→ EXERCISE DIRECTIONS:
Search the listing below for "title". Copy each matching line.

→ INFORMATION SUPPLIED:
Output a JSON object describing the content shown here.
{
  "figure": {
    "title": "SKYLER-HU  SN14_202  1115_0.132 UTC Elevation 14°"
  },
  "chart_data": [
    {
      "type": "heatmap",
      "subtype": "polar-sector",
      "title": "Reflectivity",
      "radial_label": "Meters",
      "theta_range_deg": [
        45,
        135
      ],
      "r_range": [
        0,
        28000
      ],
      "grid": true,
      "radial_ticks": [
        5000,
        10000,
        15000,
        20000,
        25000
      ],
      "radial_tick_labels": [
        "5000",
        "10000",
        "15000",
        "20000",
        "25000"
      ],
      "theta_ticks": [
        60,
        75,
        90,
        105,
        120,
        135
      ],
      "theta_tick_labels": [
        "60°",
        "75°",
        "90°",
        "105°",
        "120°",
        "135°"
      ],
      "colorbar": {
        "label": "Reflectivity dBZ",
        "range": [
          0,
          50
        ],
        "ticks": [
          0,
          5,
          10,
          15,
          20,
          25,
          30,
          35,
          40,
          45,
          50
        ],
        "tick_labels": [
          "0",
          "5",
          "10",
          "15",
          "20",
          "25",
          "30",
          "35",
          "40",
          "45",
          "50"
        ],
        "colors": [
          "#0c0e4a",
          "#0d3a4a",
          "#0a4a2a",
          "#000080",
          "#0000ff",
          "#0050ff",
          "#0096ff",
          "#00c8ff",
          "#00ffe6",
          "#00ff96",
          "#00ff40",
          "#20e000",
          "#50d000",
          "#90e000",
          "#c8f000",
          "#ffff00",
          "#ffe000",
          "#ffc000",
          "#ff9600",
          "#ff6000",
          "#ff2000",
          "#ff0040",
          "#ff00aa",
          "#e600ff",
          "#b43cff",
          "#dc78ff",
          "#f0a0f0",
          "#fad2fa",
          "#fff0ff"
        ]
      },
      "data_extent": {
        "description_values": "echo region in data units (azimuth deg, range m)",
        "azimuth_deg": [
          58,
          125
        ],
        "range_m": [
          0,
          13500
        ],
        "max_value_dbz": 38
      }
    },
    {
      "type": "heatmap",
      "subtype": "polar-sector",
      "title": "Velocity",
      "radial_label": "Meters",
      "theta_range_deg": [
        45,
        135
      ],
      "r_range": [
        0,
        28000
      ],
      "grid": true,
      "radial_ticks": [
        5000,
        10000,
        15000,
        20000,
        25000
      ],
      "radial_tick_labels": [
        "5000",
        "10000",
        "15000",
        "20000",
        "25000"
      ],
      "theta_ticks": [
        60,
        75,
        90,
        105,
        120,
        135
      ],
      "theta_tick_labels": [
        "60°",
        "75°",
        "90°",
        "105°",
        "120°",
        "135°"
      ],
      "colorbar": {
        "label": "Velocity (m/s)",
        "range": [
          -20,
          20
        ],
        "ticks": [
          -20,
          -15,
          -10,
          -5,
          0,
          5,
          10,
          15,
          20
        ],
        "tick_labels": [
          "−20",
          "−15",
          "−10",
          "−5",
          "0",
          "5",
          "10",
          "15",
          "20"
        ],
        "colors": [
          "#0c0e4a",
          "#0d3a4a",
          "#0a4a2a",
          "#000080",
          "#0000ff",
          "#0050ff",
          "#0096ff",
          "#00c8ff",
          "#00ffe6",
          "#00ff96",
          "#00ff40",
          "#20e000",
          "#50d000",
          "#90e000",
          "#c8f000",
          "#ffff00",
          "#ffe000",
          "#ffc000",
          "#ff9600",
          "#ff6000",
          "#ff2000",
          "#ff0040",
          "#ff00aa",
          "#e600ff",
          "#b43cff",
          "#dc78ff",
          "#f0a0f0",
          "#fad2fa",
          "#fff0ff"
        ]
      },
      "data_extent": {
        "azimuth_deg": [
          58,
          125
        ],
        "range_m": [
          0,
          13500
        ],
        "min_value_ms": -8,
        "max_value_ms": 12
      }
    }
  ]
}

→ SOLUTION TO THIS EXERCISE:
    "title": "SKYLER-HU  SN14_202  1115_0.132 UTC Elevation 14°"
      "title": "Reflectivity",
      "title": "Velocity",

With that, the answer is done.